*Data lines:*
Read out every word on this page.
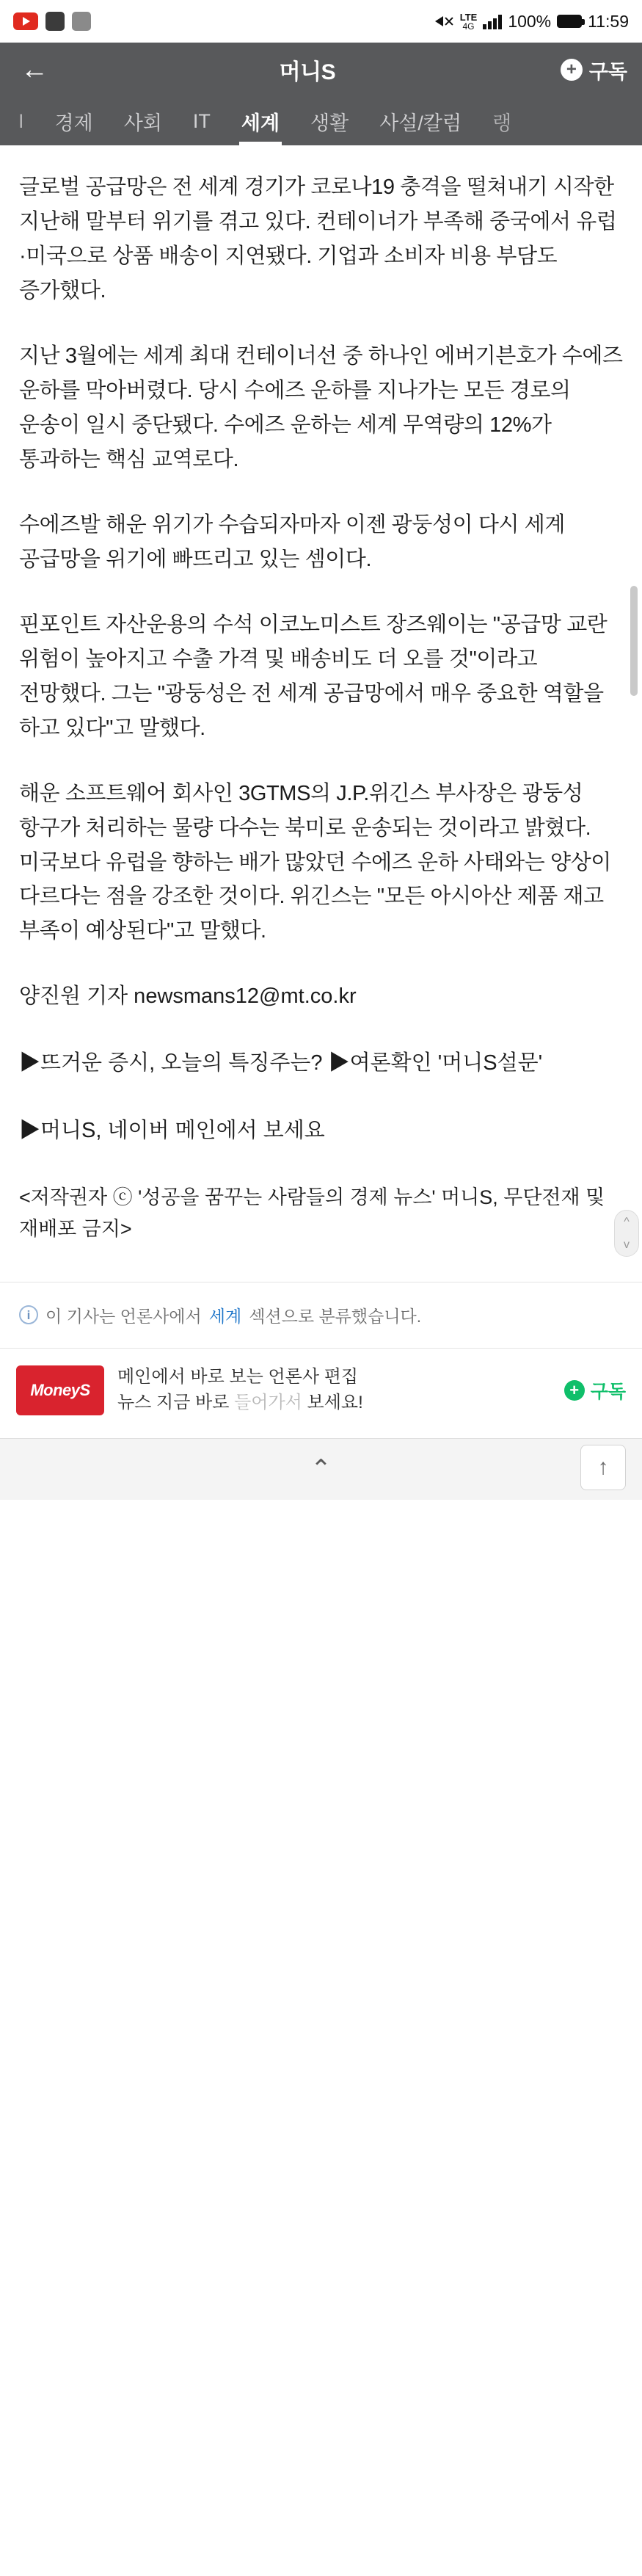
LTE
4G 100% 11:59
←	머니S	+ 구독
I	경제	사회	IT	세계	생활	사설/칼럼	랭

글로벌 공급망은 전 세계 경기가 코로나19 충격을 떨쳐내기 시작한 지난해 말부터 위기를 겪고 있다. 컨테이너가 부족해 중국에서 유럽·미국으로 상품 배송이 지연됐다. 기업과 소비자 비용 부담도 증가했다.

지난 3월에는 세계 최대 컨테이너선 중 하나인 에버기븐호가 수에즈 운하를 막아버렸다. 당시 수에즈 운하를 지나가는 모든 경로의 운송이 일시 중단됐다. 수에즈 운하는 세계 무역량의 12%가 통과하는 핵심 교역로다.

수에즈발 해운 위기가 수습되자마자 이젠 광둥성이 다시 세계 공급망을 위기에 빠뜨리고 있는 셈이다.

핀포인트 자산운용의 수석 이코노미스트 장즈웨이는 "공급망 교란 위험이 높아지고 수출 가격 및 배송비도 더 오를 것"이라고 전망했다. 그는 "광둥성은 전 세계 공급망에서 매우 중요한 역할을 하고 있다"고 말했다.

해운 소프트웨어 회사인 3GTMS의 J.P.위긴스 부사장은 광둥성 항구가 처리하는 물량 다수는 북미로 운송되는 것이라고 밝혔다. 미국보다 유럽을 향하는 배가 많았던 수에즈 운하 사태와는 양상이 다르다는 점을 강조한 것이다. 위긴스는 "모든 아시아산 제품 재고 부족이 예상된다"고 말했다.

양진원 기자 newsmans12@mt.co.kr
▶뜨거운 증시, 오늘의 특징주는? ▶여론확인 '머니S설문'
▶머니S, 네이버 메인에서 보세요
<저작권자 ⓒ '성공을 꿈꾸는 사람들의 경제 뉴스' 머니S, 무단전재 및 재배포 금지>	^
v
i 이 기사는 언론사에서 세계 섹션으로 분류했습니다.
MoneyS
메인에서 바로 보는 언론사 편집
뉴스 지금 바로 들어가서 보세요!
+ 구독
⌃	↑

*Aim:* Repeat each record exactly as shown above, dropping all images.

*Output for this task:*
Read out every word on this page.
LTE
4G 100% 11:59
←	머니S	+ 구독
I	경제	사회	IT	세계	생활	사설/칼럼	랭

글로벌 공급망은 전 세계 경기가 코로나19 충격을 떨쳐내기 시작한 지난해 말부터 위기를 겪고 있다. 컨테이너가 부족해 중국에서 유럽·미국으로 상품 배송이 지연됐다. 기업과 소비자 비용 부담도 증가했다.

지난 3월에는 세계 최대 컨테이너선 중 하나인 에버기븐호가 수에즈 운하를 막아버렸다. 당시 수에즈 운하를 지나가는 모든 경로의 운송이 일시 중단됐다. 수에즈 운하는 세계 무역량의 12%가 통과하는 핵심 교역로다.

수에즈발 해운 위기가 수습되자마자 이젠 광둥성이 다시 세계 공급망을 위기에 빠뜨리고 있는 셈이다.

핀포인트 자산운용의 수석 이코노미스트 장즈웨이는 "공급망 교란 위험이 높아지고 수출 가격 및 배송비도 더 오를 것"이라고 전망했다. 그는 "광둥성은 전 세계 공급망에서 매우 중요한 역할을 하고 있다"고 말했다.

해운 소프트웨어 회사인 3GTMS의 J.P.위긴스 부사장은 광둥성 항구가 처리하는 물량 다수는 북미로 운송되는 것이라고 밝혔다. 미국보다 유럽을 향하는 배가 많았던 수에즈 운하 사태와는 양상이 다르다는 점을 강조한 것이다. 위긴스는 "모든 아시아산 제품 재고 부족이 예상된다"고 말했다.

양진원 기자 newsmans12@mt.co.kr
▶뜨거운 증시, 오늘의 특징주는? ▶여론확인 '머니S설문'
▶머니S, 네이버 메인에서 보세요
<저작권자 ⓒ '성공을 꿈꾸는 사람들의 경제 뉴스' 머니S, 무단전재 및 재배포 금지>	^
v
i 이 기사는 언론사에서 세계 섹션으로 분류했습니다.
MoneyS
메인에서 바로 보는 언론사 편집
뉴스 지금 바로 들어가서 보세요!
+ 구독
⌃	↑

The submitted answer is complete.